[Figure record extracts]
━━━━━━━━━━━━━━━━━━━━

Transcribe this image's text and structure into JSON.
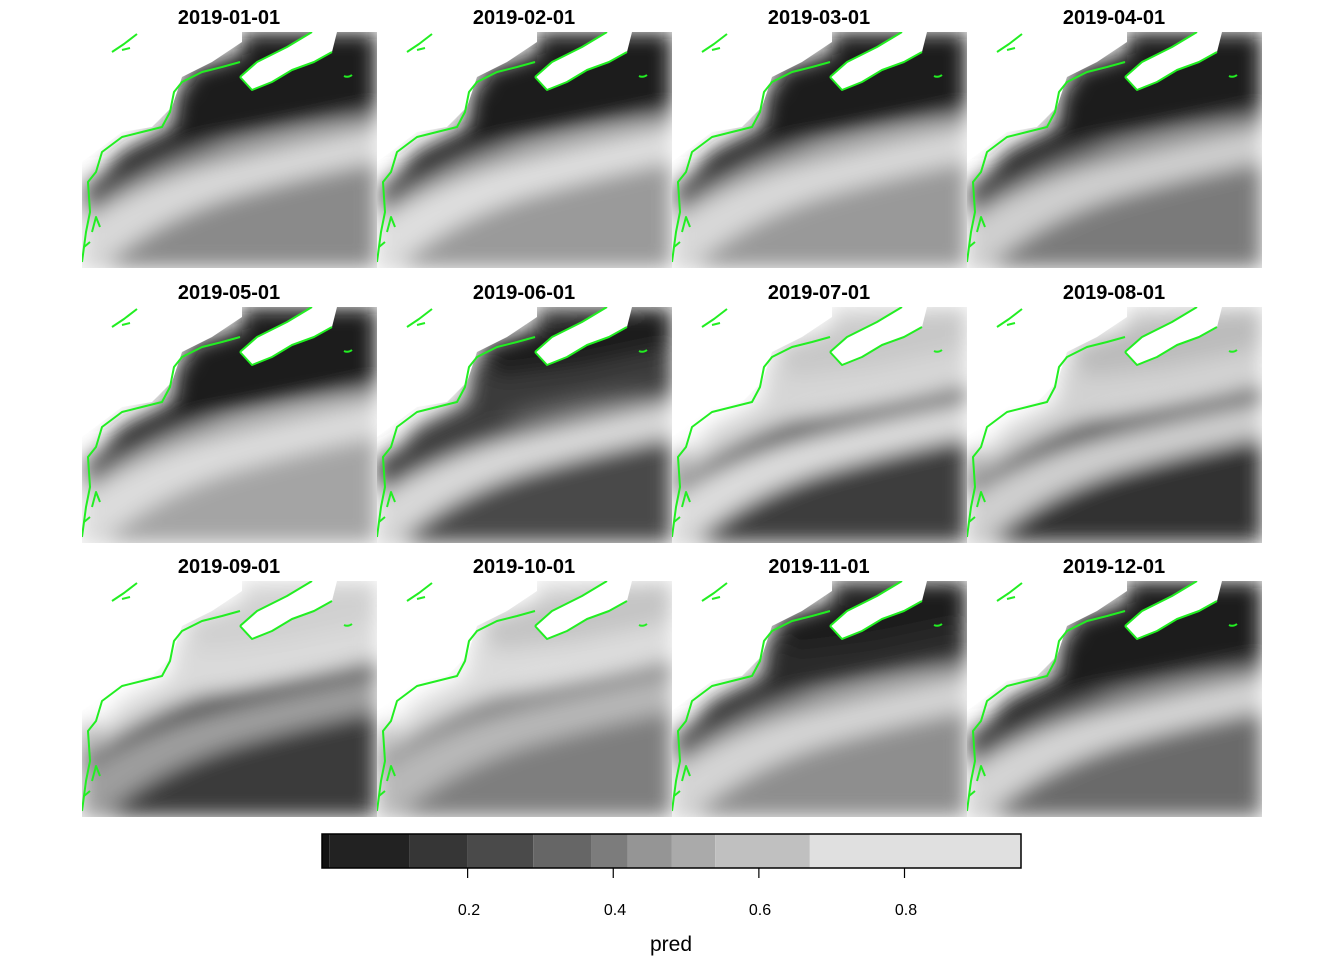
{
  "panels": [
    {
      "title": "2019-01-01"
    },
    {
      "title": "2019-02-01"
    },
    {
      "title": "2019-03-01"
    },
    {
      "title": "2019-04-01"
    },
    {
      "title": "2019-05-01"
    },
    {
      "title": "2019-06-01"
    },
    {
      "title": "2019-07-01"
    },
    {
      "title": "2019-08-01"
    },
    {
      "title": "2019-09-01"
    },
    {
      "title": "2019-10-01"
    },
    {
      "title": "2019-11-01"
    },
    {
      "title": "2019-12-01"
    }
  ],
  "coastline_color": "#22ee22",
  "legend": {
    "title": "pred",
    "range": [
      0.0,
      0.96
    ],
    "ticks": [
      "0.2",
      "0.4",
      "0.6",
      "0.8"
    ],
    "tick_values": [
      0.2,
      0.4,
      0.6,
      0.8
    ],
    "breaks": [
      0.0,
      0.01,
      0.12,
      0.2,
      0.29,
      0.37,
      0.42,
      0.48,
      0.54,
      0.67,
      0.96
    ],
    "colors": [
      "#111111",
      "#222222",
      "#363636",
      "#4a4a4a",
      "#666666",
      "#7c7c7c",
      "#959595",
      "#aaaaaa",
      "#c0c0c0",
      "#e0e0e0"
    ]
  }
}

━━━━━━━━━━━━━━━━━━━━

▸ Instructions to follow
Give the data again exactly as written, with all pictures left out.

▸ Response for this exercise
Transcribe this image's text and structure into JSON.
{
  "panels": [
    {
      "title": "2019-01-01"
    },
    {
      "title": "2019-02-01"
    },
    {
      "title": "2019-03-01"
    },
    {
      "title": "2019-04-01"
    },
    {
      "title": "2019-05-01"
    },
    {
      "title": "2019-06-01"
    },
    {
      "title": "2019-07-01"
    },
    {
      "title": "2019-08-01"
    },
    {
      "title": "2019-09-01"
    },
    {
      "title": "2019-10-01"
    },
    {
      "title": "2019-11-01"
    },
    {
      "title": "2019-12-01"
    }
  ],
  "coastline_color": "#22ee22",
  "legend": {
    "title": "pred",
    "range": [
      0.0,
      0.96
    ],
    "ticks": [
      "0.2",
      "0.4",
      "0.6",
      "0.8"
    ],
    "tick_values": [
      0.2,
      0.4,
      0.6,
      0.8
    ],
    "breaks": [
      0.0,
      0.01,
      0.12,
      0.2,
      0.29,
      0.37,
      0.42,
      0.48,
      0.54,
      0.67,
      0.96
    ],
    "colors": [
      "#111111",
      "#222222",
      "#363636",
      "#4a4a4a",
      "#666666",
      "#7c7c7c",
      "#959595",
      "#aaaaaa",
      "#c0c0c0",
      "#e0e0e0"
    ]
  }
}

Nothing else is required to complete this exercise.